* **CHALLENGE**: Pick out each line containing the string "visible".

(Stored data)
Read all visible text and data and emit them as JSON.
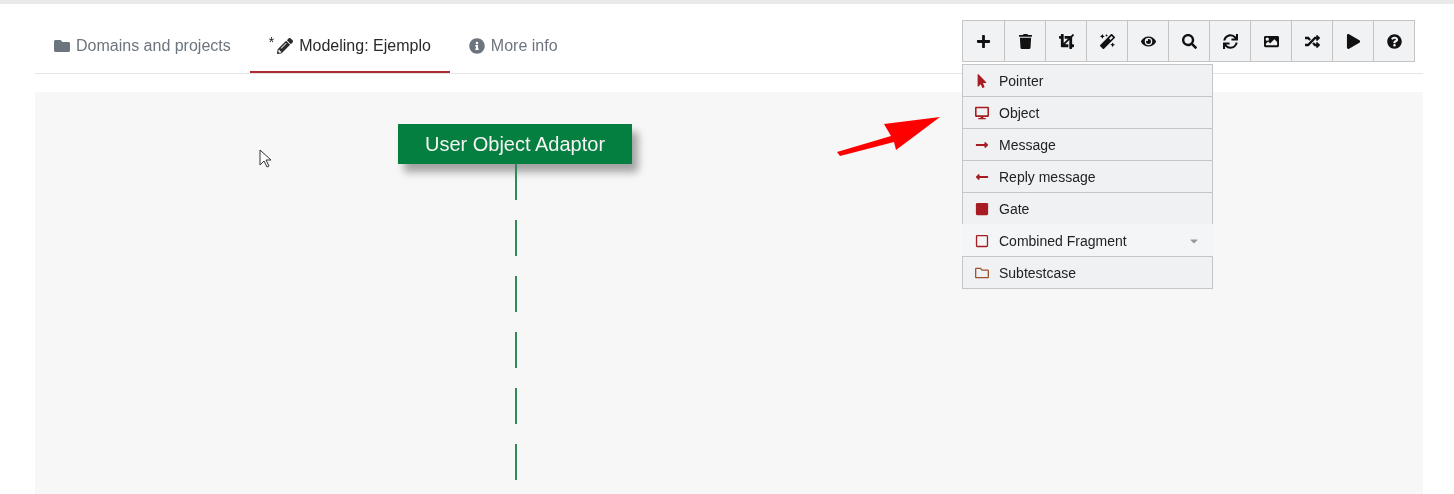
{
  "tabs": [
    {
      "label": "Domains and projects",
      "kind": "folder",
      "selected": false
    },
    {
      "label": "Modeling: Ejemplo",
      "kind": "pencil",
      "selected": true,
      "marker": "*"
    },
    {
      "label": "More info",
      "kind": "info",
      "selected": false
    }
  ],
  "toolbar": [
    {
      "kind": "add"
    },
    {
      "kind": "delete"
    },
    {
      "kind": "crop"
    },
    {
      "kind": "magic"
    },
    {
      "kind": "view"
    },
    {
      "kind": "search"
    },
    {
      "kind": "refresh"
    },
    {
      "kind": "image"
    },
    {
      "kind": "shuffle"
    },
    {
      "kind": "play"
    },
    {
      "kind": "help"
    }
  ],
  "palette": [
    {
      "label": "Pointer",
      "kind": "pointer",
      "selected": false
    },
    {
      "label": "Object",
      "kind": "object",
      "selected": false
    },
    {
      "label": "Message",
      "kind": "message",
      "selected": false
    },
    {
      "label": "Reply message",
      "kind": "reply",
      "selected": false
    },
    {
      "label": "Gate",
      "kind": "gate",
      "selected": false
    },
    {
      "label": "Combined Fragment",
      "kind": "fragment",
      "selected": true,
      "expandable": true
    },
    {
      "label": "Subtestcase",
      "kind": "subtestcase",
      "selected": false
    }
  ],
  "canvas": {
    "lifeline": {
      "label": "User Object Adaptor"
    }
  }
}
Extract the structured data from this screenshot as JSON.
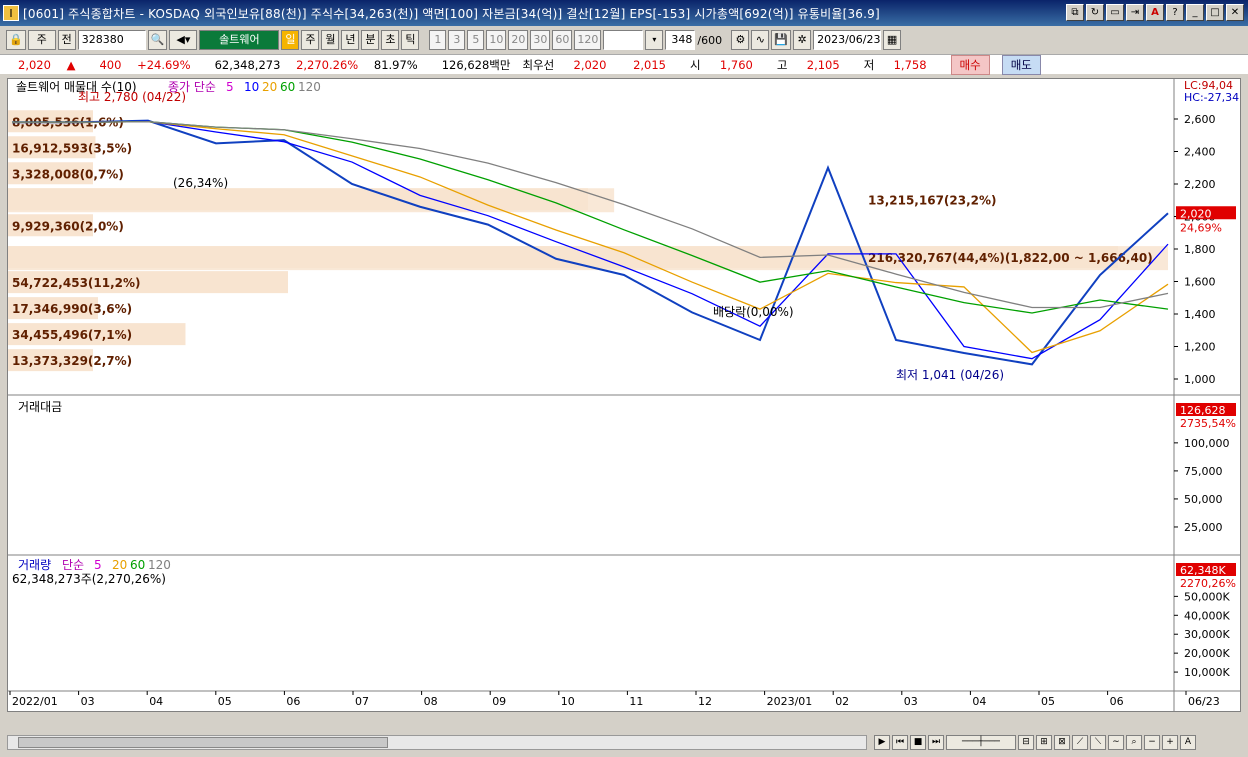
{
  "window": {
    "title": "[0601] 주식종합차트 - KOSDAQ 외국인보유[88(천)] 주식수[34,263(천)] 액면[100] 자본금[34(억)] 결산[12월] EPS[-153] 시가총액[692(억)] 유통비율[36.9]",
    "title_buttons": [
      "□",
      "⊡",
      "▭",
      "⇥",
      "A",
      "?",
      "_",
      "□",
      "X"
    ]
  },
  "toolbar": {
    "type_select": "주",
    "prev_label": "전",
    "code": "328380",
    "stock_name": "솔트웨어",
    "period_tabs": [
      "일",
      "주",
      "월",
      "년",
      "분",
      "초",
      "틱"
    ],
    "intervals": [
      "1",
      "3",
      "5",
      "10",
      "20",
      "30",
      "60",
      "120"
    ],
    "count": "348",
    "count_total": "/600",
    "date": "2023/06/23"
  },
  "quote": {
    "price": "2,020",
    "price_arrow": "▲",
    "change": "400",
    "change_pct": "+24.69%",
    "volume": "62,348,273",
    "volume_pct": "2,270.26%",
    "turnover_pct": "81.97%",
    "amount": "126,628백만",
    "best_bid_label": "최우선",
    "best_ask": "2,020",
    "best_bid": "2,015",
    "open_label": "시",
    "open": "1,760",
    "high_label": "고",
    "high": "2,105",
    "low_label": "저",
    "low": "1,758",
    "buy_label": "매수",
    "sell_label": "매도"
  },
  "chart_data": [
    {
      "type": "line",
      "panel": "price",
      "title": "솔트웨어 매물대 수(10)",
      "ma_legend": {
        "label": "종가 단순",
        "periods": [
          "5",
          "10",
          "20",
          "60",
          "120"
        ],
        "colors": [
          "#d000d0",
          "#0000ff",
          "#e8a000",
          "#00a000",
          "#808080"
        ]
      },
      "x": [
        "2022/01",
        "03",
        "04",
        "05",
        "06",
        "07",
        "08",
        "09",
        "10",
        "11",
        "12",
        "2023/01",
        "02",
        "03",
        "04",
        "05",
        "06",
        "06/23"
      ],
      "close_approx": [
        2580,
        2580,
        2590,
        2450,
        2470,
        2200,
        2060,
        1950,
        1740,
        1640,
        1410,
        1240,
        2300,
        1240,
        1160,
        1090,
        1640,
        2020
      ],
      "ylim": [
        950,
        2700
      ],
      "yticks": [
        "2,600",
        "2,400",
        "2,200",
        "2,000",
        "1,800",
        "1,600",
        "1,400",
        "1,200",
        "1,000"
      ],
      "right_labels": [
        "LC:94,04",
        "HC:-27,34"
      ],
      "last_price_tag": "2,020",
      "last_pct_tag": "24,69%",
      "volume_profile": [
        {
          "label": "8,005,536(1,6%)",
          "price": 2580,
          "share": 1.6
        },
        {
          "label": "16,912,593(3,5%)",
          "price": 2420,
          "share": 3.5
        },
        {
          "label": "3,328,008(0,7%)",
          "price": 2260,
          "share": 0.7
        },
        {
          "label": "13,215,167(23,2%)",
          "price": 2100,
          "share": 23.2
        },
        {
          "label": "9,929,360(2,0%)",
          "price": 1940,
          "share": 2.0
        },
        {
          "label": "216,320,767(44,4%)(1,822,00 ~ 1,666,40)",
          "price": 1744,
          "share": 44.4
        },
        {
          "label": "54,722,453(11,2%)",
          "price": 1590,
          "share": 11.2
        },
        {
          "label": "17,346,990(3,6%)",
          "price": 1430,
          "share": 3.6
        },
        {
          "label": "34,455,496(7,1%)",
          "price": 1270,
          "share": 7.1
        },
        {
          "label": "13,373,329(2,7%)",
          "price": 1110,
          "share": 2.7
        }
      ],
      "annotations": [
        "최고 2,780 (04/22)",
        "(26,34%)",
        "배당락(0,00%)",
        "최저 1,041 (04/26)"
      ]
    },
    {
      "type": "bar",
      "panel": "amount",
      "title": "거래대금",
      "ylim": [
        0,
        126628
      ],
      "yticks": [
        "100,000",
        "75,000",
        "50,000",
        "25,000"
      ],
      "last_tag": "126,628",
      "last_pct_tag": "2735,54%"
    },
    {
      "type": "bar",
      "panel": "volume",
      "title": "거래량",
      "ma_legend": {
        "label": "단순",
        "periods": [
          "5",
          "20",
          "60",
          "120"
        ],
        "colors": [
          "#d000d0",
          "#e8a000",
          "#00a000",
          "#808080"
        ]
      },
      "subtitle": "62,348,273주(2,270,26%)",
      "ylim": [
        0,
        62348
      ],
      "yticks": [
        "50,000K",
        "40,000K",
        "30,000K",
        "20,000K",
        "10,000K"
      ],
      "last_tag": "62,348K",
      "last_pct_tag": "2270,26%"
    }
  ],
  "status": {
    "right_icons": [
      "play",
      "first",
      "stop",
      "last",
      "zoom-out",
      "zoom-minus",
      "zoom-plus",
      "font-A"
    ]
  }
}
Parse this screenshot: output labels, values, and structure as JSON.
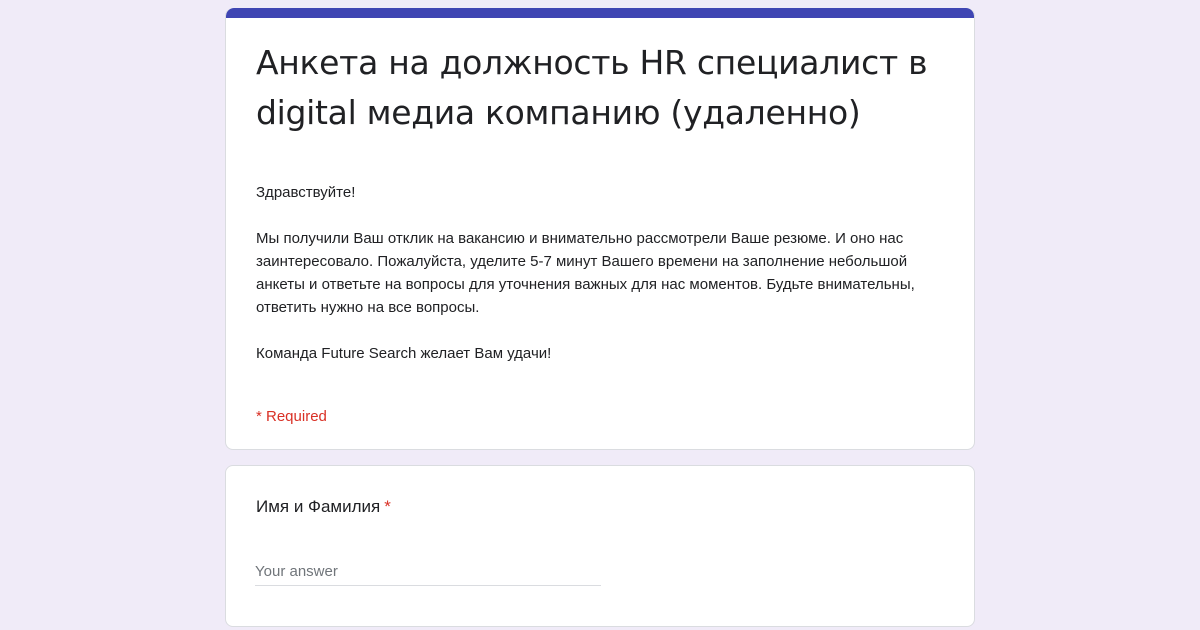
{
  "theme": {
    "accent_color": "#3f45b3",
    "background_color": "#f0ebf8",
    "required_color": "#d93025"
  },
  "form": {
    "title": "Анкета на должность HR специалист в digital медиа компанию (удаленно)",
    "description": [
      "Здравствуйте!",
      "Мы получили Ваш отклик на вакансию и внимательно рассмотрели Ваше резюме. И оно нас заинтересовало. Пожалуйста, уделите 5-7 минут Вашего времени на заполнение небольшой анкеты и ответьте на вопросы для уточнения важных для нас моментов. Будьте внимательны, ответить нужно на все вопросы.",
      "Команда Future Search желает Вам удачи!"
    ],
    "required_note": "* Required"
  },
  "questions": [
    {
      "label": "Имя и Фамилия",
      "required_marker": "*",
      "placeholder": "Your answer",
      "value": ""
    }
  ]
}
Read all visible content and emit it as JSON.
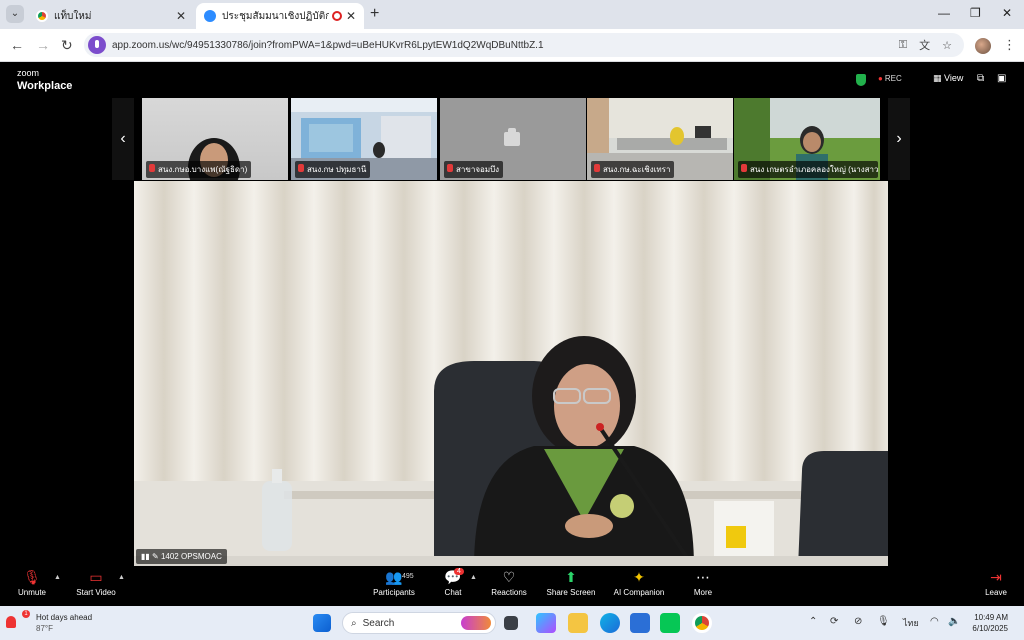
{
  "browser": {
    "tabs": [
      {
        "title": "แท็บใหม่",
        "active": false
      },
      {
        "title": "ประชุมสัมมนาเชิงปฏิบัติการ เรื่อง",
        "active": true
      }
    ],
    "url": "app.zoom.us/wc/94951330786/join?fromPWA=1&pwd=uBeHUKvrR6LpytEW1dQ2WqDBuNttbZ.1"
  },
  "zoom": {
    "brand_line1": "zoom",
    "brand_line2": "Workplace",
    "rec_label": "REC",
    "view_label": "View"
  },
  "filmstrip": [
    {
      "name": "สนง.กษอ.บางแพ(ณัฐธิดา)"
    },
    {
      "name": "สนง.กษ ปทุมธานี"
    },
    {
      "name": "สาขาจอมบึง"
    },
    {
      "name": "สนง.กษ.ฉะเชิงเทรา"
    },
    {
      "name": "สนง เกษตรอำเภอคลองใหญ่ (นางสาว"
    }
  ],
  "main_video": {
    "participant_name": "1402 OPSMOAC"
  },
  "toolbar": {
    "unmute": "Unmute",
    "start_video": "Start Video",
    "participants": "Participants",
    "participants_count": "495",
    "chat": "Chat",
    "chat_badge": "4",
    "reactions": "Reactions",
    "share_screen": "Share Screen",
    "ai_companion": "AI Companion",
    "more": "More",
    "leave": "Leave"
  },
  "taskbar": {
    "weather_title": "Hot days ahead",
    "weather_temp": "87°F",
    "weather_badge": "1",
    "search_placeholder": "Search",
    "language": "ไทย",
    "time": "10:49 AM",
    "date": "6/10/2025"
  }
}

* **SOLUTION TO THIS EXERCISE**:
Read all visible text and data and emit them as JSON.
Read all visible content and emit it as JSON.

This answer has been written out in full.